-- begin Information given --

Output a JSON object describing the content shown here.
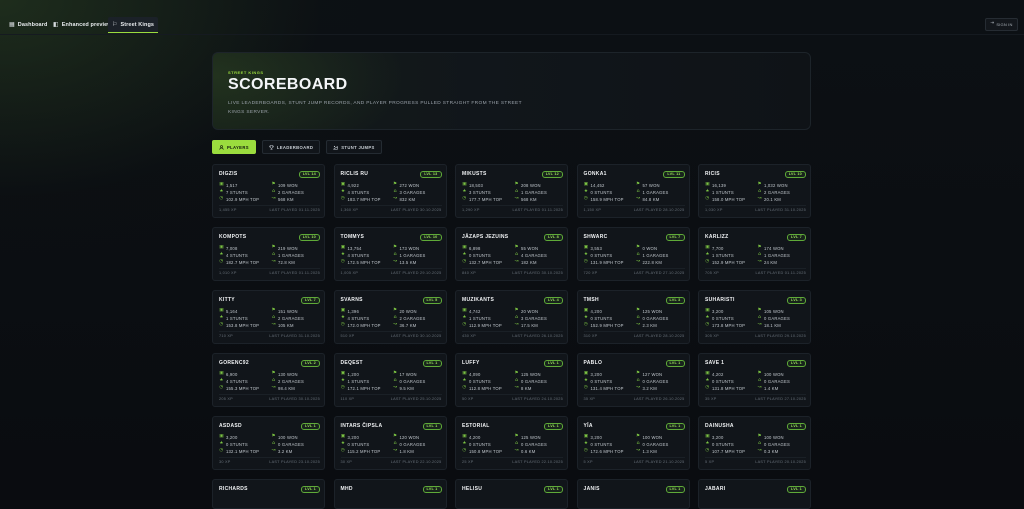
{
  "topbar": {
    "tabs": [
      {
        "label": "Dashboard",
        "icon": "grid-icon"
      },
      {
        "label": "Enhanced preview",
        "icon": "preview-icon"
      },
      {
        "label": "Street Kings",
        "icon": "flag-icon",
        "active": true
      }
    ],
    "sign_in_label": "SIGN IN",
    "sign_in_icon": "login-icon"
  },
  "hero": {
    "eyebrow": "STREET KINGS",
    "title": "SCOREBOARD",
    "subtitle": "LIVE LEADERBOARDS, STUNT JUMP RECORDS, AND PLAYER PROGRESS PULLED STRAIGHT FROM THE STREET KINGS SERVER."
  },
  "view_tabs": [
    {
      "label": "PLAYERS",
      "icon": "users-icon",
      "active": true
    },
    {
      "label": "LEADERBOARD",
      "icon": "trophy-icon"
    },
    {
      "label": "STUNT JUMPS",
      "icon": "ramp-icon"
    }
  ],
  "stat_icons": {
    "money": "cash-icon",
    "wins": "flag-icon",
    "stunts": "star-icon",
    "garages": "garage-icon",
    "top_speed": "speedometer-icon",
    "distance": "route-icon"
  },
  "colors": {
    "accent": "#9bdc3e",
    "background": "#0b0e12",
    "card": "#11151a",
    "badge": "#9be05a"
  },
  "players": [
    {
      "name": "DIGZIS",
      "level": "LVL 14",
      "money": "1,517",
      "wins": "109 WON",
      "stunts": "7 STUNTS",
      "garages": "2 GARAGES",
      "top_speed": "102.9 MPH TOP",
      "distance": "568 KM",
      "xp": "1,455 XP",
      "last_played": "LAST PLAYED 01.11.2025"
    },
    {
      "name": "RICLIS RU",
      "level": "LVL 13",
      "money": "4,922",
      "wins": "272 WON",
      "stunts": "4 STUNTS",
      "garages": "3 GARAGES",
      "top_speed": "183.7 MPH TOP",
      "distance": "832 KM",
      "xp": "1,360 XP",
      "last_played": "LAST PLAYED 30.10.2025"
    },
    {
      "name": "MIKUSTS",
      "level": "LVL 12",
      "money": "18,503",
      "wins": "208 WON",
      "stunts": "3 STUNTS",
      "garages": "1 GARAGES",
      "top_speed": "177.7 MPH TOP",
      "distance": "568 KM",
      "xp": "1,290 XP",
      "last_played": "LAST PLAYED 01.11.2025"
    },
    {
      "name": "GONKA1",
      "level": "LVL 11",
      "money": "14,452",
      "wins": "57 WON",
      "stunts": "0 STUNTS",
      "garages": "1 GARAGES",
      "top_speed": "158.9 MPH TOP",
      "distance": "84.8 KM",
      "xp": "1,150 XP",
      "last_played": "LAST PLAYED 28.10.2025"
    },
    {
      "name": "RICIS",
      "level": "LVL 10",
      "money": "16,139",
      "wins": "1,032 WON",
      "stunts": "1 STUNTS",
      "garages": "2 GARAGES",
      "top_speed": "158.0 MPH TOP",
      "distance": "20.1 KM",
      "xp": "1,030 XP",
      "last_played": "LAST PLAYED 31.10.2025"
    },
    {
      "name": "KOMPOTS",
      "level": "LVL 10",
      "money": "7,008",
      "wins": "219 WON",
      "stunts": "4 STUNTS",
      "garages": "1 GARAGES",
      "top_speed": "182.7 MPH TOP",
      "distance": "72.8 KM",
      "xp": "1,010 XP",
      "last_played": "LAST PLAYED 01.11.2025"
    },
    {
      "name": "TOMMYS",
      "level": "LVL 10",
      "money": "13,754",
      "wins": "173 WON",
      "stunts": "4 STUNTS",
      "garages": "1 GARAGES",
      "top_speed": "172.5 MPH TOP",
      "distance": "13.5 KM",
      "xp": "1,005 XP",
      "last_played": "LAST PLAYED 29.10.2025"
    },
    {
      "name": "JĀZAPS JEZUINS",
      "level": "LVL 8",
      "money": "6,898",
      "wins": "55 WON",
      "stunts": "0 STUNTS",
      "garages": "4 GARAGES",
      "top_speed": "132.7 MPH TOP",
      "distance": "182 KM",
      "xp": "840 XP",
      "last_played": "LAST PLAYED 30.10.2025"
    },
    {
      "name": "SHWARC",
      "level": "LVL 7",
      "money": "3,553",
      "wins": "0 WON",
      "stunts": "0 STUNTS",
      "garages": "1 GARAGES",
      "top_speed": "131.9 MPH TOP",
      "distance": "222.8 KM",
      "xp": "720 XP",
      "last_played": "LAST PLAYED 27.10.2025"
    },
    {
      "name": "KARLIZZ",
      "level": "LVL 7",
      "money": "7,700",
      "wins": "174 WON",
      "stunts": "1 STUNTS",
      "garages": "1 GARAGES",
      "top_speed": "152.9 MPH TOP",
      "distance": "24 KM",
      "xp": "705 XP",
      "last_played": "LAST PLAYED 01.11.2025"
    },
    {
      "name": "KITTY",
      "level": "LVL 7",
      "money": "5,164",
      "wins": "151 WON",
      "stunts": "1 STUNTS",
      "garages": "2 GARAGES",
      "top_speed": "153.8 MPH TOP",
      "distance": "105 KM",
      "xp": "710 XP",
      "last_played": "LAST PLAYED 31.10.2025"
    },
    {
      "name": "SVARNS",
      "level": "LVL 5",
      "money": "1,396",
      "wins": "20 WON",
      "stunts": "4 STUNTS",
      "garages": "2 GARAGES",
      "top_speed": "172.0 MPH TOP",
      "distance": "36.7 KM",
      "xp": "510 XP",
      "last_played": "LAST PLAYED 30.10.2025"
    },
    {
      "name": "MUZIKANTS",
      "level": "LVL 4",
      "money": "4,742",
      "wins": "20 WON",
      "stunts": "1 STUNTS",
      "garages": "3 GARAGES",
      "top_speed": "112.9 MPH TOP",
      "distance": "17.5 KM",
      "xp": "430 XP",
      "last_played": "LAST PLAYED 26.10.2025"
    },
    {
      "name": "TMSH",
      "level": "LVL 3",
      "money": "4,200",
      "wins": "125 WON",
      "stunts": "0 STUNTS",
      "garages": "0 GARAGES",
      "top_speed": "152.9 MPH TOP",
      "distance": "2.3 KM",
      "xp": "310 XP",
      "last_played": "LAST PLAYED 28.10.2025"
    },
    {
      "name": "SUHARISTI",
      "level": "LVL 3",
      "money": "3,200",
      "wins": "105 WON",
      "stunts": "0 STUNTS",
      "garages": "0 GARAGES",
      "top_speed": "173.8 MPH TOP",
      "distance": "18.1 KM",
      "xp": "305 XP",
      "last_played": "LAST PLAYED 29.10.2025"
    },
    {
      "name": "GORENC92",
      "level": "LVL 2",
      "money": "6,900",
      "wins": "130 WON",
      "stunts": "4 STUNTS",
      "garages": "2 GARAGES",
      "top_speed": "155.3 MPH TOP",
      "distance": "98.4 KM",
      "xp": "205 XP",
      "last_played": "LAST PLAYED 30.10.2025"
    },
    {
      "name": "DEQEST",
      "level": "LVL 1",
      "money": "1,200",
      "wins": "17 WON",
      "stunts": "1 STUNTS",
      "garages": "0 GARAGES",
      "top_speed": "172.1 MPH TOP",
      "distance": "9.5 KM",
      "xp": "110 XP",
      "last_played": "LAST PLAYED 25.10.2025"
    },
    {
      "name": "LUFFY",
      "level": "LVL 1",
      "money": "4,090",
      "wins": "125 WON",
      "stunts": "0 STUNTS",
      "garages": "0 GARAGES",
      "top_speed": "112.8 MPH TOP",
      "distance": "8 KM",
      "xp": "50 XP",
      "last_played": "LAST PLAYED 24.10.2025"
    },
    {
      "name": "PABLO",
      "level": "LVL 1",
      "money": "3,200",
      "wins": "127 WON",
      "stunts": "0 STUNTS",
      "garages": "0 GARAGES",
      "top_speed": "131.4 MPH TOP",
      "distance": "3.2 KM",
      "xp": "35 XP",
      "last_played": "LAST PLAYED 26.10.2025"
    },
    {
      "name": "SAVE 1",
      "level": "LVL 1",
      "money": "4,202",
      "wins": "100 WON",
      "stunts": "0 STUNTS",
      "garages": "0 GARAGES",
      "top_speed": "131.8 MPH TOP",
      "distance": "1.4 KM",
      "xp": "35 XP",
      "last_played": "LAST PLAYED 27.10.2025"
    },
    {
      "name": "ASDASD",
      "level": "LVL 1",
      "money": "3,200",
      "wins": "100 WON",
      "stunts": "0 STUNTS",
      "garages": "0 GARAGES",
      "top_speed": "132.1 MPH TOP",
      "distance": "3.2 KM",
      "xp": "30 XP",
      "last_played": "LAST PLAYED 23.10.2025"
    },
    {
      "name": "INTARS ČIPSLA",
      "level": "LVL 1",
      "money": "3,200",
      "wins": "120 WON",
      "stunts": "0 STUNTS",
      "garages": "0 GARAGES",
      "top_speed": "115.2 MPH TOP",
      "distance": "1.8 KM",
      "xp": "30 XP",
      "last_played": "LAST PLAYED 22.10.2025"
    },
    {
      "name": "ESTORIAL",
      "level": "LVL 1",
      "money": "4,200",
      "wins": "125 WON",
      "stunts": "0 STUNTS",
      "garages": "0 GARAGES",
      "top_speed": "150.8 MPH TOP",
      "distance": "0.6 KM",
      "xp": "25 XP",
      "last_played": "LAST PLAYED 22.10.2025"
    },
    {
      "name": "YĪA",
      "level": "LVL 1",
      "money": "3,200",
      "wins": "100 WON",
      "stunts": "0 STUNTS",
      "garages": "0 GARAGES",
      "top_speed": "172.6 MPH TOP",
      "distance": "1.3 KM",
      "xp": "5 XP",
      "last_played": "LAST PLAYED 21.10.2025"
    },
    {
      "name": "DAINUSHA",
      "level": "LVL 1",
      "money": "3,200",
      "wins": "100 WON",
      "stunts": "0 STUNTS",
      "garages": "0 GARAGES",
      "top_speed": "107.7 MPH TOP",
      "distance": "0.3 KM",
      "xp": "5 XP",
      "last_played": "LAST PLAYED 20.10.2025"
    },
    {
      "name": "RICHARDS",
      "level": "LVL 1"
    },
    {
      "name": "MHD",
      "level": "LVL 1"
    },
    {
      "name": "HELISU",
      "level": "LVL 1"
    },
    {
      "name": "JANIS",
      "level": "LVL 1"
    },
    {
      "name": "JABARI",
      "level": "LVL 1"
    }
  ]
}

-- end Information given --

(Instruction)
Extract all lines from the material above that include the word "preview".

(Completed task)
        "label": "Enhanced preview",
        "icon": "preview-icon"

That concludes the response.